» Task goal
Look through the data below and return each line where "страхования" appears.

» Listing

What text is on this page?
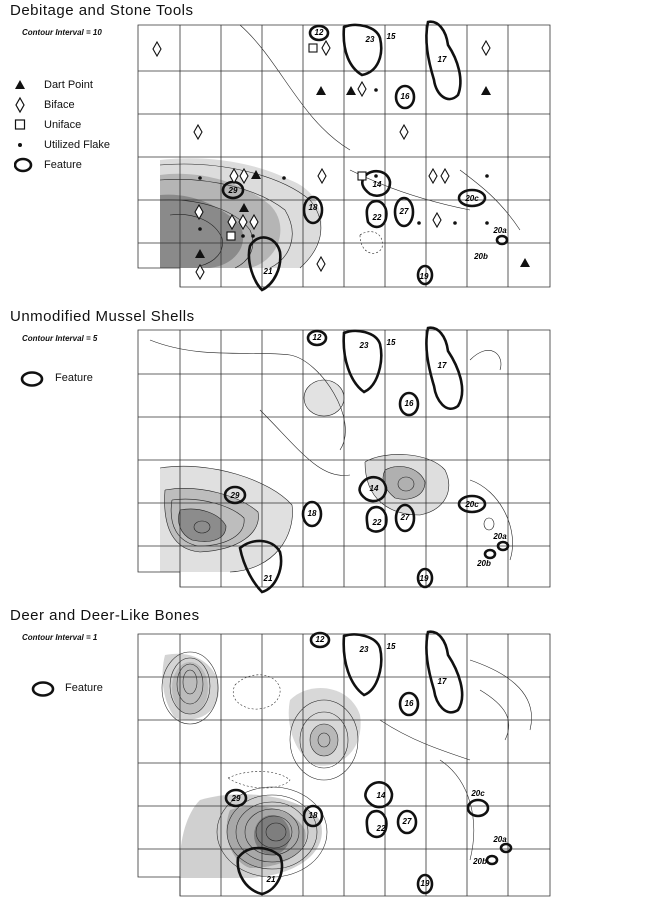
Debitage and Stone Tools
Contour Interval = 10
Dart Point
Biface
Uniface
Utilized Flake
Feature
12
23 15
17
16
14
29
18
22
27
20c
20a
20b
21
19
Unmodified Mussel Shells
Contour Interval = 5
Feature
12
23 15
17
16
14
29
18
22
27
20c
20a
20b
21	19
Deer and Deer-Like Bones
Contour Interval = 1
Feature
12
23 15
17
16
14
29
18
22
27
20c
20a
20b
21	19
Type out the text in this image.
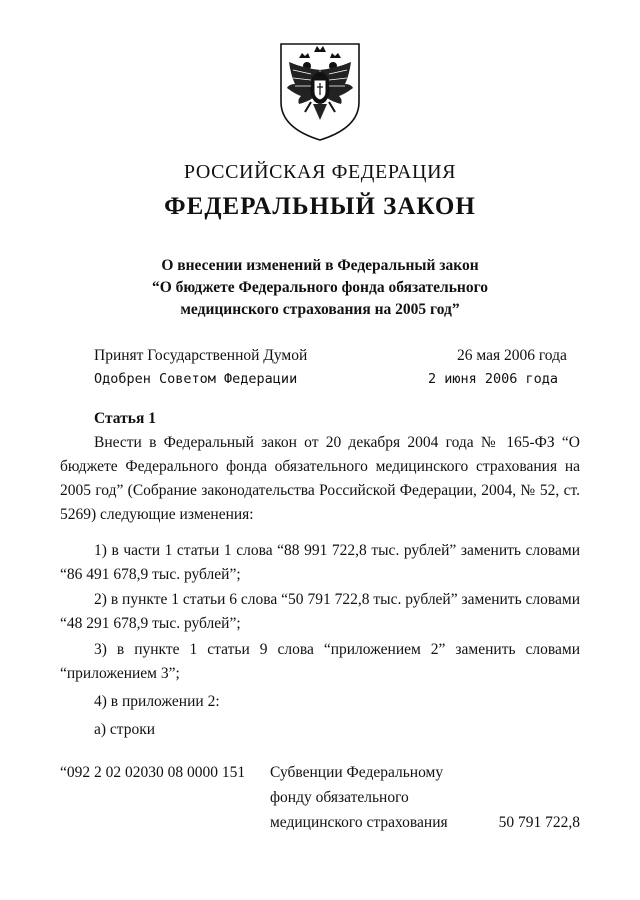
РОССИЙСКАЯ ФЕДЕРАЦИЯ
ФЕДЕРАЛЬНЫЙ ЗАКОН
О внесении изменений в Федеральный закон
“О бюджете Федерального фонда обязательного
медицинского страхования на 2005 год”
Принят Государственной Думой	26 мая 2006 года
Одобрен Советом Федерации	2 июня 2006 года
Статья 1
Внести в Федеральный закон от 20 декабря 2004 года № 165-ФЗ “О бюджете Федерального фонда обязательного медицинского страхования на 2005 год” (Собрание законодательства Российской Федерации, 2004, № 52, ст. 5269) следующие изменения:
1) в части 1 статьи 1 слова “88 991 722,8 тыс. рублей” заменить словами “86 491 678,9 тыс. рублей”;
2) в пункте 1 статьи 6 слова “50 791 722,8 тыс. рублей” заменить словами “48 291 678,9 тыс. рублей”;
3) в пункте 1 статьи 9 слова “приложением 2” заменить словами “приложением 3”;
4) в приложении 2:
а) строки
“092 2 02 02030 08 0000 151 Субвенции Федеральному
фонду обязательного
медицинского страхования	50 791 722,8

» Output of the task
медицинского страхования на 2005 год”
Внести в Федеральный закон от 20 декабря 2004 года № 165-ФЗ “О бюджете Федерального фонда обязательного медицинского страхования на 2005 год” (Собрание законодательства Российской Федерации, 2004, № 52, ст. 5269) следующие изменения:
медицинского страхования	50 791 722,8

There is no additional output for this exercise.